▸ **Aim of the task**: Copy out each of the following lines without changing anything.

▸ **Material**:
▬▬▬

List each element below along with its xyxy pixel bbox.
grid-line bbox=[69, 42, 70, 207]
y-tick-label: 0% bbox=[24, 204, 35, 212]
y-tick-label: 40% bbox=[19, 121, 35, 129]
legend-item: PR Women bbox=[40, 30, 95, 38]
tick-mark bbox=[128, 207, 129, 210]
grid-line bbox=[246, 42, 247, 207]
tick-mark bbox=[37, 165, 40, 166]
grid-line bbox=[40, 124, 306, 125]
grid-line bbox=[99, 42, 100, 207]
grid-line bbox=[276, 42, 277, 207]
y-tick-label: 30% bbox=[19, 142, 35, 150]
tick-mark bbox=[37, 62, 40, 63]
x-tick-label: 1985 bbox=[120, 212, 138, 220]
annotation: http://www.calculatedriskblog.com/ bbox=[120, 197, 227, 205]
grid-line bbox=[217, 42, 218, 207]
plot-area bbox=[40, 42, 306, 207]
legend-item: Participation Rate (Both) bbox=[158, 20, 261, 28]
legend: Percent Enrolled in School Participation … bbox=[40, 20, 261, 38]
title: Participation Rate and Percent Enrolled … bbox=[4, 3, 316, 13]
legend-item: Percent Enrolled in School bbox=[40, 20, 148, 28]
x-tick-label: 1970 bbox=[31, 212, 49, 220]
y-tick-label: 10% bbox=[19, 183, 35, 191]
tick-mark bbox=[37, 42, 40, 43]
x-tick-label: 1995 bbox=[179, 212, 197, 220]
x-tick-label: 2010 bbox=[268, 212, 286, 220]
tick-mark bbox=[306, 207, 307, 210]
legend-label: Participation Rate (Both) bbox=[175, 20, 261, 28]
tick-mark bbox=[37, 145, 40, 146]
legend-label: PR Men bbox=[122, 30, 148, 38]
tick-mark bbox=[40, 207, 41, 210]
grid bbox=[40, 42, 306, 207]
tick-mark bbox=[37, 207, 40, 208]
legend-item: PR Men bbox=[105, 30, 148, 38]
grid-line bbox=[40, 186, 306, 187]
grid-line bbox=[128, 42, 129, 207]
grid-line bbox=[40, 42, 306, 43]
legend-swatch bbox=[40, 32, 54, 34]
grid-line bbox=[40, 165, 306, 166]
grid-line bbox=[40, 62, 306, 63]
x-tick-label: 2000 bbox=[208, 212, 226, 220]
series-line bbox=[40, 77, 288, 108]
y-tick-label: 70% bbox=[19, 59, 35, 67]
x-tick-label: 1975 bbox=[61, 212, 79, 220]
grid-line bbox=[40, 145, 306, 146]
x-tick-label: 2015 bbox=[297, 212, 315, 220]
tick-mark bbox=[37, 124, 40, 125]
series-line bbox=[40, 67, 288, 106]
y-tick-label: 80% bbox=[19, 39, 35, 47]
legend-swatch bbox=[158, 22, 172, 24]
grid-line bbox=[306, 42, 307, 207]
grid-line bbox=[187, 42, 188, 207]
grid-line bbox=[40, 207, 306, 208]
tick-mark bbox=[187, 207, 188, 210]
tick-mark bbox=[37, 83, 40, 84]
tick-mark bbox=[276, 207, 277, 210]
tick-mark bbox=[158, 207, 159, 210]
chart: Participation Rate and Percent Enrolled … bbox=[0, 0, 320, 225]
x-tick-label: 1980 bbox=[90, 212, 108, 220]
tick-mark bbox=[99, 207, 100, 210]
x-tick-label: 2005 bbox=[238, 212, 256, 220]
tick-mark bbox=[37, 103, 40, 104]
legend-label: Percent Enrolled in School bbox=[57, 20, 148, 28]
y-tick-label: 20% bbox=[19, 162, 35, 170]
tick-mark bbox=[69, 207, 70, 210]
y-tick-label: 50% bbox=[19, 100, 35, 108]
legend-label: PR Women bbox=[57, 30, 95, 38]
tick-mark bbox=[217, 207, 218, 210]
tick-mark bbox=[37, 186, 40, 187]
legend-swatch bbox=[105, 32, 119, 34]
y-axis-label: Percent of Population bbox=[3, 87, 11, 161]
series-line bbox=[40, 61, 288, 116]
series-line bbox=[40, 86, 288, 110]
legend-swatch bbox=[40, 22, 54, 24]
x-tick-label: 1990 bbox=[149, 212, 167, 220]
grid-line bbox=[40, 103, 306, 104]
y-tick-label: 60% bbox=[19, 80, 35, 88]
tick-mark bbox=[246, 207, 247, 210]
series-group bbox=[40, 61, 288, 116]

▬▬▬

▸ **Final answer**:
List each element below along with its xyxy pixel bbox.
grid-line bbox=[69, 42, 70, 207]
y-tick-label: 0% bbox=[24, 204, 35, 212]
y-tick-label: 40% bbox=[19, 121, 35, 129]
legend-item: PR Women bbox=[40, 30, 95, 38]
tick-mark bbox=[128, 207, 129, 210]
grid-line bbox=[246, 42, 247, 207]
tick-mark bbox=[37, 165, 40, 166]
grid-line bbox=[40, 124, 306, 125]
grid-line bbox=[99, 42, 100, 207]
grid-line bbox=[276, 42, 277, 207]
y-tick-label: 30% bbox=[19, 142, 35, 150]
tick-mark bbox=[37, 62, 40, 63]
x-tick-label: 1985 bbox=[120, 212, 138, 220]
annotation: http://www.calculatedriskblog.com/ bbox=[120, 197, 227, 205]
grid-line bbox=[217, 42, 218, 207]
plot-area bbox=[40, 42, 306, 207]
legend-item: Participation Rate (Both) bbox=[158, 20, 261, 28]
legend: Percent Enrolled in School Participation … bbox=[40, 20, 261, 38]
title: Participation Rate and Percent Enrolled … bbox=[4, 3, 316, 13]
legend-item: Percent Enrolled in School bbox=[40, 20, 148, 28]
x-tick-label: 1970 bbox=[31, 212, 49, 220]
y-tick-label: 10% bbox=[19, 183, 35, 191]
tick-mark bbox=[37, 42, 40, 43]
x-tick-label: 1995 bbox=[179, 212, 197, 220]
x-tick-label: 2010 bbox=[268, 212, 286, 220]
tick-mark bbox=[306, 207, 307, 210]
legend-label: Participation Rate (Both) bbox=[175, 20, 261, 28]
tick-mark bbox=[37, 145, 40, 146]
legend-label: PR Men bbox=[122, 30, 148, 38]
tick-mark bbox=[40, 207, 41, 210]
grid bbox=[40, 42, 306, 207]
tick-mark bbox=[37, 207, 40, 208]
legend-item: PR Men bbox=[105, 30, 148, 38]
grid-line bbox=[40, 186, 306, 187]
grid-line bbox=[128, 42, 129, 207]
grid-line bbox=[40, 42, 306, 43]
legend-swatch bbox=[40, 32, 54, 34]
grid-line bbox=[40, 165, 306, 166]
grid-line bbox=[40, 62, 306, 63]
x-tick-label: 2000 bbox=[208, 212, 226, 220]
series-line bbox=[40, 77, 288, 108]
y-tick-label: 70% bbox=[19, 59, 35, 67]
x-tick-label: 1975 bbox=[61, 212, 79, 220]
grid-line bbox=[40, 145, 306, 146]
x-tick-label: 2015 bbox=[297, 212, 315, 220]
tick-mark bbox=[37, 124, 40, 125]
series-line bbox=[40, 67, 288, 106]
y-tick-label: 80% bbox=[19, 39, 35, 47]
legend-swatch bbox=[158, 22, 172, 24]
grid-line bbox=[306, 42, 307, 207]
grid-line bbox=[187, 42, 188, 207]
grid-line bbox=[40, 207, 306, 208]
tick-mark bbox=[187, 207, 188, 210]
tick-mark bbox=[37, 83, 40, 84]
tick-mark bbox=[276, 207, 277, 210]
tick-mark bbox=[158, 207, 159, 210]
chart: Participation Rate and Percent Enrolled … bbox=[0, 0, 320, 225]
x-tick-label: 1980 bbox=[90, 212, 108, 220]
tick-mark bbox=[99, 207, 100, 210]
x-tick-label: 2005 bbox=[238, 212, 256, 220]
tick-mark bbox=[37, 103, 40, 104]
legend-label: Percent Enrolled in School bbox=[57, 20, 148, 28]
y-tick-label: 20% bbox=[19, 162, 35, 170]
tick-mark bbox=[69, 207, 70, 210]
y-tick-label: 50% bbox=[19, 100, 35, 108]
legend-label: PR Women bbox=[57, 30, 95, 38]
tick-mark bbox=[217, 207, 218, 210]
tick-mark bbox=[37, 186, 40, 187]
legend-swatch bbox=[105, 32, 119, 34]
y-axis-label: Percent of Population bbox=[3, 87, 11, 161]
series-line bbox=[40, 61, 288, 116]
series-line bbox=[40, 86, 288, 110]
legend-swatch bbox=[40, 22, 54, 24]
x-tick-label: 1990 bbox=[149, 212, 167, 220]
grid-line bbox=[40, 103, 306, 104]
y-tick-label: 60% bbox=[19, 80, 35, 88]
tick-mark bbox=[246, 207, 247, 210]
series-group bbox=[40, 61, 288, 116]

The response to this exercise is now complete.